> _What you are asked to do_
List every line in the data that contains the word "Started", matching its case exactly.

Records:
###

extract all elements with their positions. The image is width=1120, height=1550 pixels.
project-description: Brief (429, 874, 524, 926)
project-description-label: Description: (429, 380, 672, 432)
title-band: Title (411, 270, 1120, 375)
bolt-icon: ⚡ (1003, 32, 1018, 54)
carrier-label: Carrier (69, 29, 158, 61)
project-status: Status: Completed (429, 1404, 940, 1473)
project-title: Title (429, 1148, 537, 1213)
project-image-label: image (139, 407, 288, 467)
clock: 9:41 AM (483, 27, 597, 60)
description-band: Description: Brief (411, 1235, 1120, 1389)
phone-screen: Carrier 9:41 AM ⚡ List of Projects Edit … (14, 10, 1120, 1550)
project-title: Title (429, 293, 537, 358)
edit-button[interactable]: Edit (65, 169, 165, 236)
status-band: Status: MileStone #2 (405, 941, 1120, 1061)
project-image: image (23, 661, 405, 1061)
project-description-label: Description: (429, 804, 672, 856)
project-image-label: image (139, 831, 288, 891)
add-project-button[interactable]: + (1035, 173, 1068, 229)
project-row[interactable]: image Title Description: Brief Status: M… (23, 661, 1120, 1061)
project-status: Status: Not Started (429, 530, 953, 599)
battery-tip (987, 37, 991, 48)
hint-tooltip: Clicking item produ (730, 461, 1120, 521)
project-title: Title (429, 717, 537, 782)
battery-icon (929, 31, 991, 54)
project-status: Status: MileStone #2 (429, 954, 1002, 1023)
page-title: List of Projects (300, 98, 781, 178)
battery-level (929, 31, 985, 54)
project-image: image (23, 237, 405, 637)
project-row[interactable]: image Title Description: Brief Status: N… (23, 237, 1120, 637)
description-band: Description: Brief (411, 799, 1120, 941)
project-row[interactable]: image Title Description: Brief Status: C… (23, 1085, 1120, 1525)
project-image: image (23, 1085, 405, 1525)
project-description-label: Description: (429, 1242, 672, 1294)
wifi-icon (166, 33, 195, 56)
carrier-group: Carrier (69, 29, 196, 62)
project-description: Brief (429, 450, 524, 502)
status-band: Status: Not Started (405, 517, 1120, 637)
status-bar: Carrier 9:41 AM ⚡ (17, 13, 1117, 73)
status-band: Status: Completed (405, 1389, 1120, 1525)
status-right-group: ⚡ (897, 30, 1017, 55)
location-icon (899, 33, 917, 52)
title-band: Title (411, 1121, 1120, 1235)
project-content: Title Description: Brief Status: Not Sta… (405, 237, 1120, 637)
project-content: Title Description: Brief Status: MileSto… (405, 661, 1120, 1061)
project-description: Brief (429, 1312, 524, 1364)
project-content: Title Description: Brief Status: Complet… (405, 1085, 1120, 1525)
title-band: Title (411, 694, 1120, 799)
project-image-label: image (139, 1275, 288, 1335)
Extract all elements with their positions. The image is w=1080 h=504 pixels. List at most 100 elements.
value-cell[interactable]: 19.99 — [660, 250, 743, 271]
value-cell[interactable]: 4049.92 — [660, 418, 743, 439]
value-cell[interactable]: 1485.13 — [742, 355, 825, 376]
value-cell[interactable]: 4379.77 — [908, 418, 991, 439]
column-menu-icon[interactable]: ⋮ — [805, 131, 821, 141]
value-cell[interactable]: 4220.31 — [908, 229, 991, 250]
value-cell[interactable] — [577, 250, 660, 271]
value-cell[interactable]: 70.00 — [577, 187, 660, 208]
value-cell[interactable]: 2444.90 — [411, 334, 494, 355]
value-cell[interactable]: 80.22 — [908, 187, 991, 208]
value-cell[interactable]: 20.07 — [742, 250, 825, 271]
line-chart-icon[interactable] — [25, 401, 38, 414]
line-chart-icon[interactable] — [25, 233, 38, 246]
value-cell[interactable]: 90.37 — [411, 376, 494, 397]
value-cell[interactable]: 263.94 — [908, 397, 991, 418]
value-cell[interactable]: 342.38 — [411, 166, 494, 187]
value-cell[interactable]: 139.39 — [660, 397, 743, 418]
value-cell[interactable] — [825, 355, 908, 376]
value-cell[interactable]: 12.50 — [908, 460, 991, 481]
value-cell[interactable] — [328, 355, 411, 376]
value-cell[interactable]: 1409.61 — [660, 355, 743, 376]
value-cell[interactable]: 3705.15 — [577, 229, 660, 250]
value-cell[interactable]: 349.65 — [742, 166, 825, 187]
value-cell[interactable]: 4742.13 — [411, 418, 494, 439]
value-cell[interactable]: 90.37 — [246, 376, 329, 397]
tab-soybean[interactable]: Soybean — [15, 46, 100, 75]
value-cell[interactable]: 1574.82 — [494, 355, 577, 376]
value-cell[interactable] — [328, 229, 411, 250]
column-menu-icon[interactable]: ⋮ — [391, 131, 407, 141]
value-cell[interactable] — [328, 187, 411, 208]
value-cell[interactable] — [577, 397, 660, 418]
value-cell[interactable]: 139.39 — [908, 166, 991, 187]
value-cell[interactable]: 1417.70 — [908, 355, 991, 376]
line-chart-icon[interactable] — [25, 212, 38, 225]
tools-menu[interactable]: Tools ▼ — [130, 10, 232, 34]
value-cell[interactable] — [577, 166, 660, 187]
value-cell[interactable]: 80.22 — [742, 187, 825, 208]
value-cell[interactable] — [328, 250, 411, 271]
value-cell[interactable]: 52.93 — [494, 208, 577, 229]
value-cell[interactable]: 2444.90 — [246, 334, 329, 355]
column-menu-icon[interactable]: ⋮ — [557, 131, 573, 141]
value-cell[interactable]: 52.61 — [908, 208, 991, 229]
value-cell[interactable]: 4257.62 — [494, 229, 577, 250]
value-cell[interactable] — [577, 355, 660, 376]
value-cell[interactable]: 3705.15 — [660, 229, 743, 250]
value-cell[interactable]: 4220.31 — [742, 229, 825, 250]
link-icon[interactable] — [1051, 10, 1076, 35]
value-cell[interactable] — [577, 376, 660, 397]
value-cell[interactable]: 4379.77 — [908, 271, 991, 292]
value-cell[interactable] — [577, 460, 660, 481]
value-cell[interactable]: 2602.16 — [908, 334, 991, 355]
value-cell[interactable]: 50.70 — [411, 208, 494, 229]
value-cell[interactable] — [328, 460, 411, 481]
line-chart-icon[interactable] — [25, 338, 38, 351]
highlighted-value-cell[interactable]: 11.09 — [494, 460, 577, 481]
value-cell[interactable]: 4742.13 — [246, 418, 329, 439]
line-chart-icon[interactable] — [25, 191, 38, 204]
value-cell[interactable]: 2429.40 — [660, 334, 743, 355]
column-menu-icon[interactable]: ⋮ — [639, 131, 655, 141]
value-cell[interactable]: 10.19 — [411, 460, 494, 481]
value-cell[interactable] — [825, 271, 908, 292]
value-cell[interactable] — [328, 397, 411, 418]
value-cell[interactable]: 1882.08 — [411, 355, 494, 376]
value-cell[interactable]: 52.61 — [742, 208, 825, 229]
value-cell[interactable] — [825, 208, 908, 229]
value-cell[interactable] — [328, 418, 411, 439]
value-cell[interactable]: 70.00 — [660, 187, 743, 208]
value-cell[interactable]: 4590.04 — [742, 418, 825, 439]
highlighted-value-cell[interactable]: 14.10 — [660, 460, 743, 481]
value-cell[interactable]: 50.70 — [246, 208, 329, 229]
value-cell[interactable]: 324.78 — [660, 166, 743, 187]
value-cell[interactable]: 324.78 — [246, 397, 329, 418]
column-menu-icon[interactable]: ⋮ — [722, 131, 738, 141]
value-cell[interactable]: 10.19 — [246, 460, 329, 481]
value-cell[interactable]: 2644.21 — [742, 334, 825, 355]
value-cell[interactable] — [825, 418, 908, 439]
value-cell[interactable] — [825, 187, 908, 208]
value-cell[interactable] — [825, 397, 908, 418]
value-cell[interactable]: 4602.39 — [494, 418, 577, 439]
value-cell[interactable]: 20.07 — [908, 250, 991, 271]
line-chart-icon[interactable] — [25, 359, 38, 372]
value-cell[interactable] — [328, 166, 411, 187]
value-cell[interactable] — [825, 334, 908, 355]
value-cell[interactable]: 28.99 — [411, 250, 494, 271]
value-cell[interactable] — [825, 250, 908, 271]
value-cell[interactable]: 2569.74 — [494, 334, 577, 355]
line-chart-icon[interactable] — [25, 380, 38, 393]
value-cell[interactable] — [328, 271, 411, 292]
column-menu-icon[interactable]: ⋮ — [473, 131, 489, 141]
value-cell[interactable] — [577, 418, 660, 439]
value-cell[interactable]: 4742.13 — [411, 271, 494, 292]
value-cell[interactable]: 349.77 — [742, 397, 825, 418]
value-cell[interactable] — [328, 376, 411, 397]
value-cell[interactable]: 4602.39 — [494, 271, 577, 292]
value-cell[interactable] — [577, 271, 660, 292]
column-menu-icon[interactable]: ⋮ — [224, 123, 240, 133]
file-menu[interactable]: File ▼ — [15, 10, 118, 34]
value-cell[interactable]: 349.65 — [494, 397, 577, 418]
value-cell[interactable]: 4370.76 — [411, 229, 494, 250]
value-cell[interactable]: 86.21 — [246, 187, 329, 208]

###

> _Final result_
project-status: Status: Not Started (429, 530, 953, 599)
status-band: Status: Not Started (405, 517, 1120, 637)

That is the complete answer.